:: Records contained in a dataset ::
§ §

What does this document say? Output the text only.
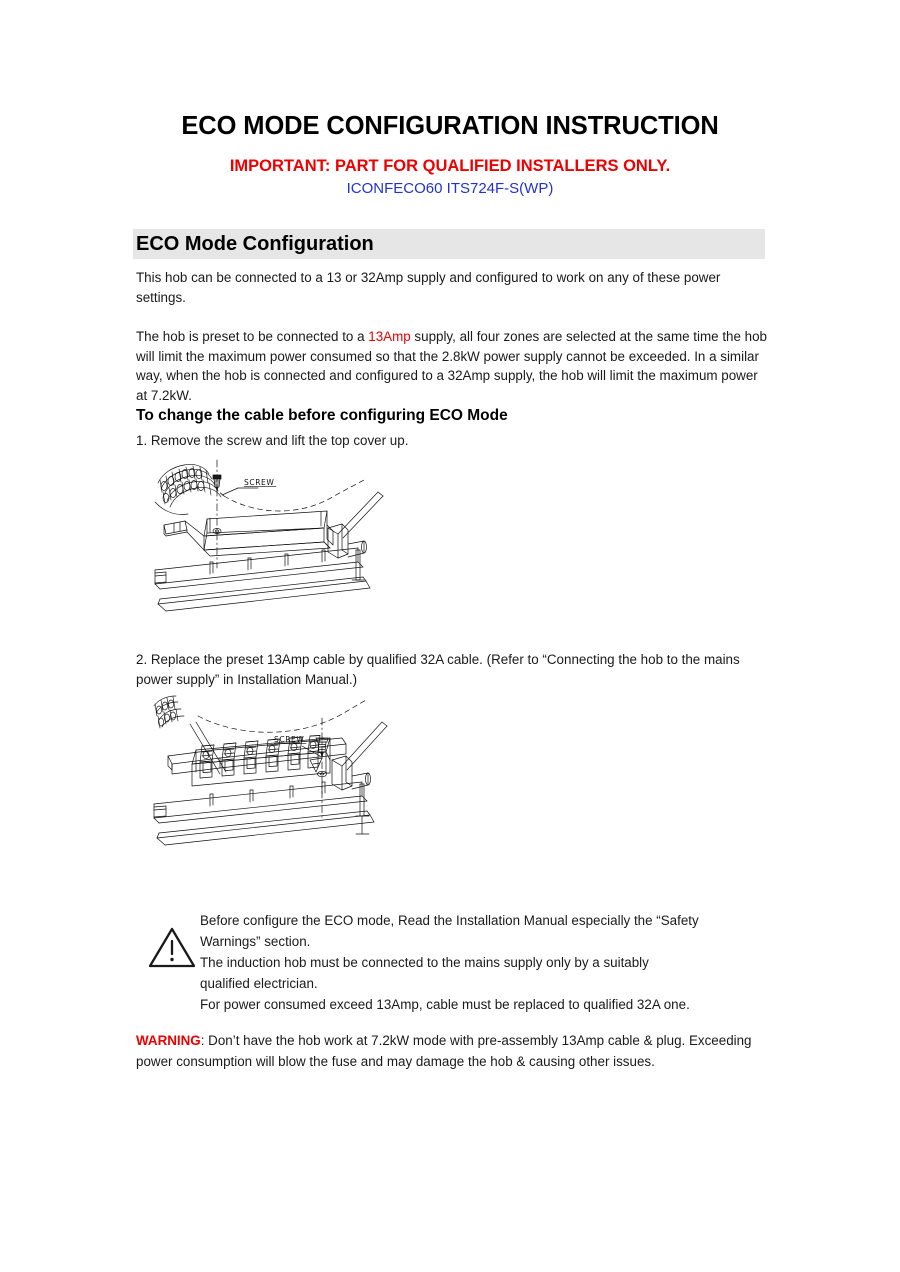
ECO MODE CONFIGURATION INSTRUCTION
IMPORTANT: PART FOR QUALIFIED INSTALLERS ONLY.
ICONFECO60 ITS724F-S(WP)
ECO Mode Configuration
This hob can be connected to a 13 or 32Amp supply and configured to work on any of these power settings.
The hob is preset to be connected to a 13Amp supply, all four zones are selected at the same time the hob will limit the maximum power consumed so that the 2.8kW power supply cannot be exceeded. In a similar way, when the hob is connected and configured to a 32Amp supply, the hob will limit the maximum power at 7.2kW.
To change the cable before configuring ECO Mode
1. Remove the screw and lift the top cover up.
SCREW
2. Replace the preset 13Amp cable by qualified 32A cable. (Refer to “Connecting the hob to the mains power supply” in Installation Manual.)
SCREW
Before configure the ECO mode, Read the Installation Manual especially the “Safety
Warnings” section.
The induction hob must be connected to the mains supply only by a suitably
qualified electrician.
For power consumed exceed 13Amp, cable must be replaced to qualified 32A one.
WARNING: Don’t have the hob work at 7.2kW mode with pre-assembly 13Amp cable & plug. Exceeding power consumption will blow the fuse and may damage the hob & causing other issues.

§ §

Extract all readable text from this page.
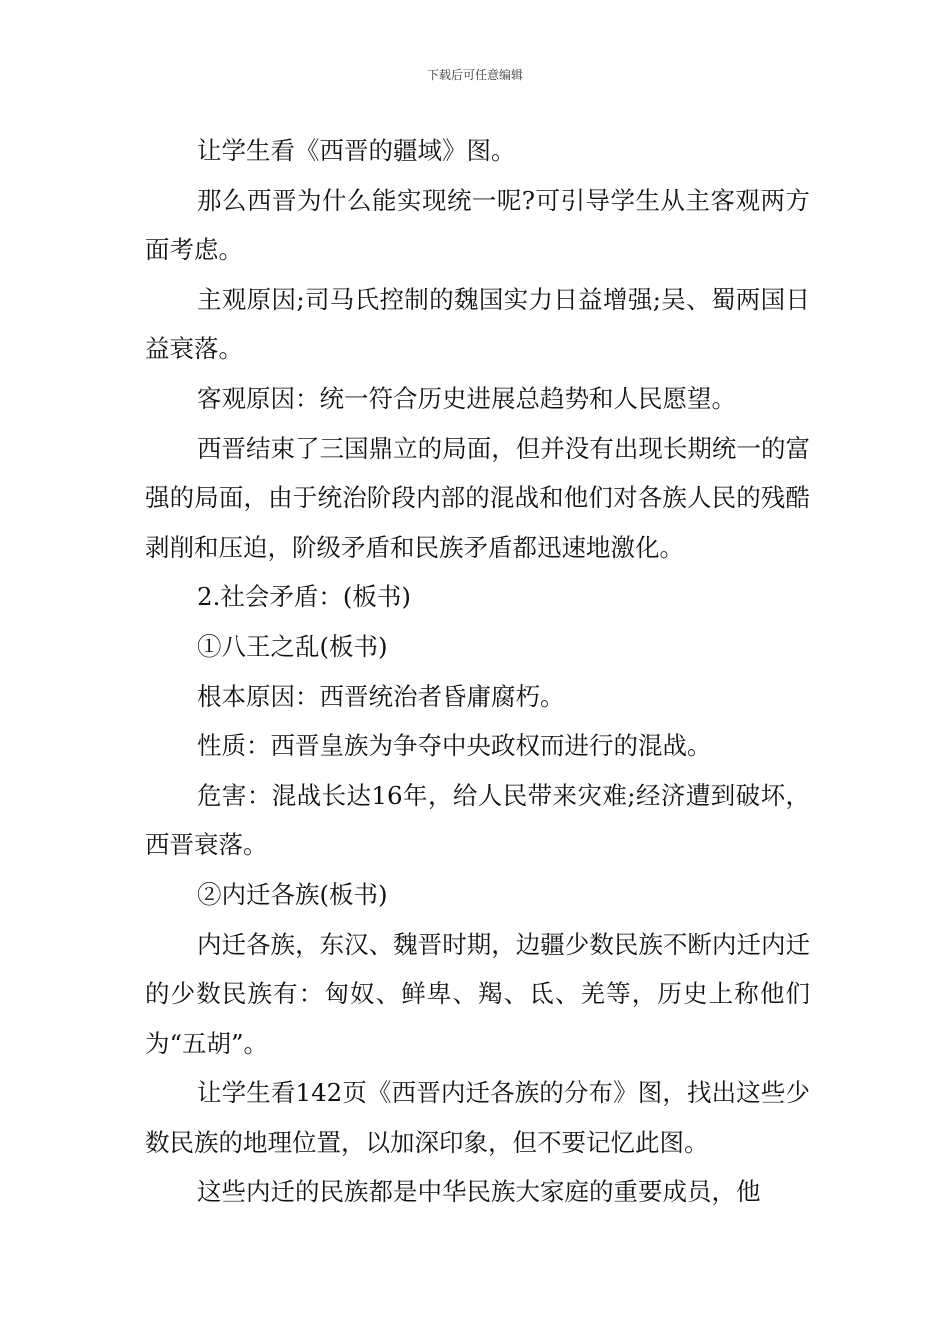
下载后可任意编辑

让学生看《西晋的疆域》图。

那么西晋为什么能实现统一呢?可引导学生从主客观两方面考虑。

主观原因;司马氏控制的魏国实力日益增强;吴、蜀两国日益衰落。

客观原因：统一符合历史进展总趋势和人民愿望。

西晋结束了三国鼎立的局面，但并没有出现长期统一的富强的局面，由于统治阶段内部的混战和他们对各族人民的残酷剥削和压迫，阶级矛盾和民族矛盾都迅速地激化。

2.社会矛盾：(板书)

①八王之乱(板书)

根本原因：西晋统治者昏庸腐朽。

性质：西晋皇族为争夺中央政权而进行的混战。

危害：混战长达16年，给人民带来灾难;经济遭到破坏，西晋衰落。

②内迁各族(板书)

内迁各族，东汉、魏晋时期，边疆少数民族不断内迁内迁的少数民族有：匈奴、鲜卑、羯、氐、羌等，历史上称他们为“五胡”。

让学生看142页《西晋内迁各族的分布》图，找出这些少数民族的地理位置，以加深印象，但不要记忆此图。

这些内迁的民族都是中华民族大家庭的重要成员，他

§ §

:: What is expected ::
Identify the lines that hold the word "cable". Copy every one of them.

:: Complete output ::
To change the cable before configuring ECO Mode
2. Replace the preset 13Amp cable by qualified 32A cable. (Refer to “Connecting the hob to the mains power supply” in Installation Manual.)
For power consumed exceed 13Amp, cable must be replaced to qualified 32A one.
WARNING: Don’t have the hob work at 7.2kW mode with pre-assembly 13Amp cable & plug. Exceeding power consumption will blow the fuse and may damage the hob & causing other issues.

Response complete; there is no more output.